> [Required work]
Identify and pull out each line of the entries in which "Republic" occurs.

-- BEGIN Material for this task --

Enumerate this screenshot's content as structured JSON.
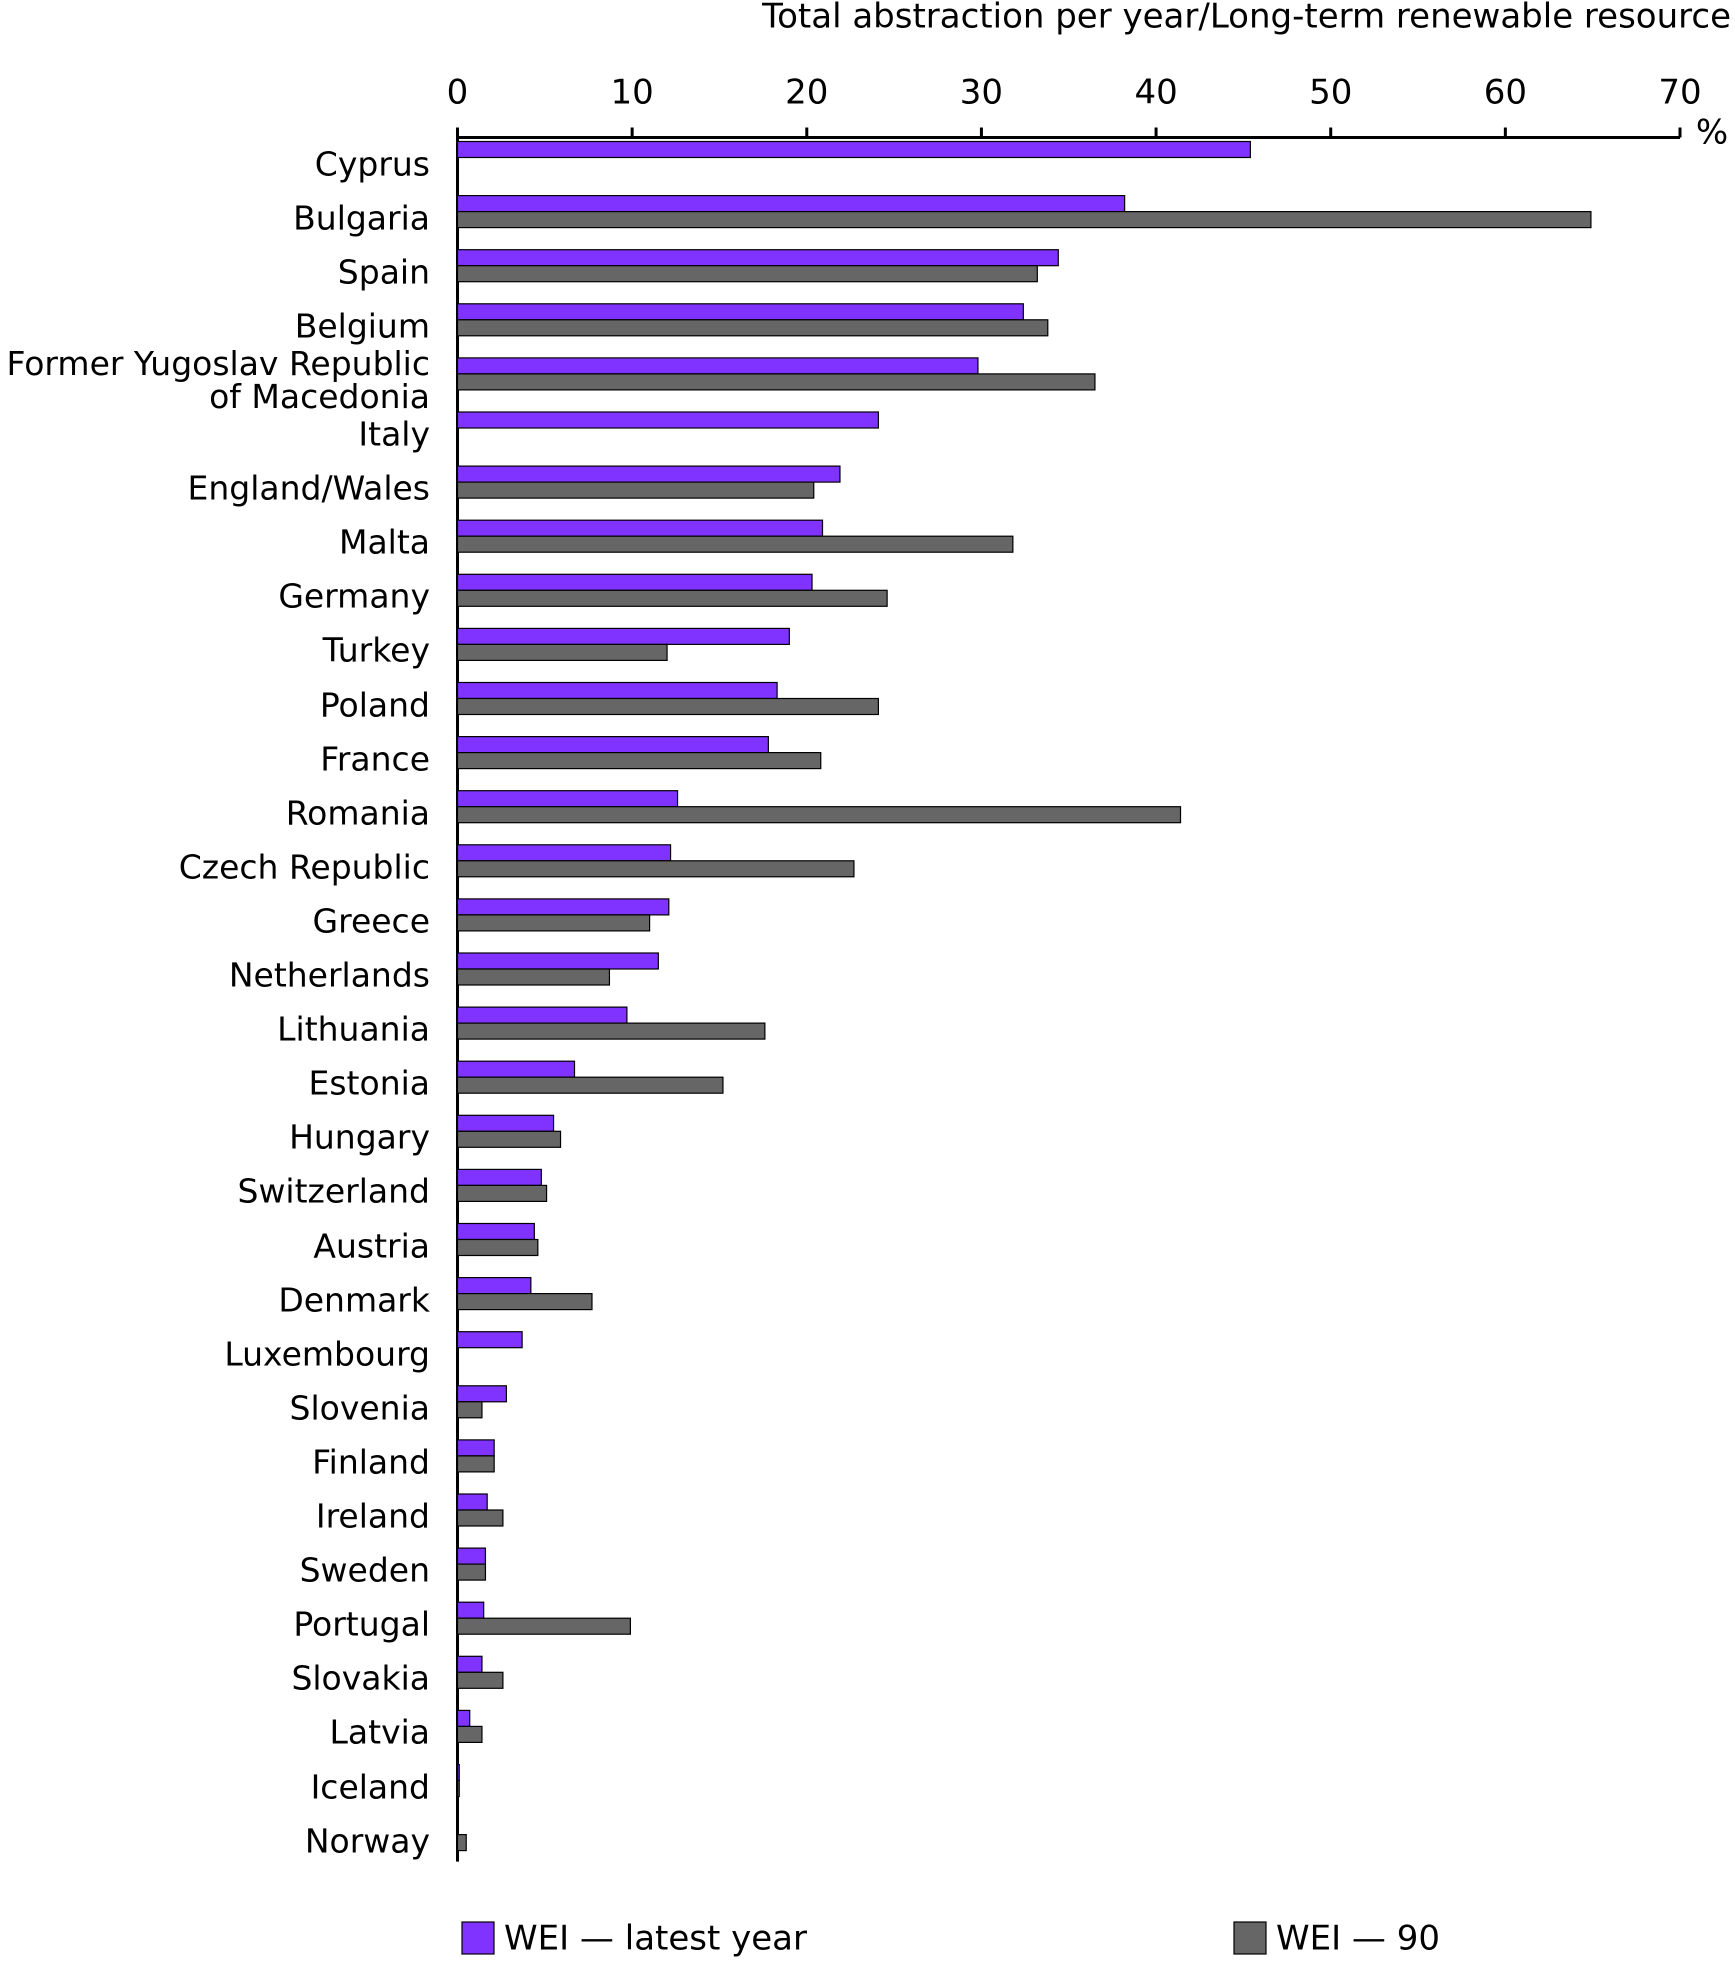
{
  "chart_data": {
    "type": "barh",
    "xlabel": "Total abstraction per year/Long-term renewable resource",
    "x_unit": "%",
    "categories": [
      "Cyprus",
      "Bulgaria",
      "Spain",
      "Belgium",
      "Former Yugoslav Republic of Macedonia",
      "Italy",
      "England/Wales",
      "Malta",
      "Germany",
      "Turkey",
      "Poland",
      "France",
      "Romania",
      "Czech Republic",
      "Greece",
      "Netherlands",
      "Lithuania",
      "Estonia",
      "Hungary",
      "Switzerland",
      "Austria",
      "Denmark",
      "Luxembourg",
      "Slovenia",
      "Finland",
      "Ireland",
      "Sweden",
      "Portugal",
      "Slovakia",
      "Latvia",
      "Iceland",
      "Norway"
    ],
    "series": [
      {
        "name": "WEI — latest year",
        "color": "#8033ff",
        "values": [
          45.4,
          38.2,
          34.4,
          32.4,
          29.8,
          24.1,
          21.9,
          20.9,
          20.3,
          19.0,
          18.3,
          17.8,
          12.6,
          12.2,
          12.1,
          11.5,
          9.7,
          6.7,
          5.5,
          4.8,
          4.4,
          4.2,
          3.7,
          2.8,
          2.1,
          1.7,
          1.6,
          1.5,
          1.4,
          0.7,
          0.1,
          null
        ]
      },
      {
        "name": "WEI — 90",
        "color": "#666666",
        "values": [
          null,
          64.9,
          33.2,
          33.8,
          36.5,
          null,
          20.4,
          31.8,
          24.6,
          12.0,
          24.1,
          20.8,
          41.4,
          22.7,
          11.0,
          8.7,
          17.6,
          15.2,
          5.9,
          5.1,
          4.6,
          7.7,
          null,
          1.4,
          2.1,
          2.6,
          1.6,
          9.9,
          2.6,
          1.4,
          0.1,
          0.5
        ]
      }
    ],
    "xlim": [
      0,
      70
    ],
    "xticks": [
      0,
      10,
      20,
      30,
      40,
      50,
      60,
      70
    ],
    "grid": false
  }
}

-- END Material for this task --

> [Solution to this task]
      "Former Yugoslav Republic of Macedonia",
      "Czech Republic",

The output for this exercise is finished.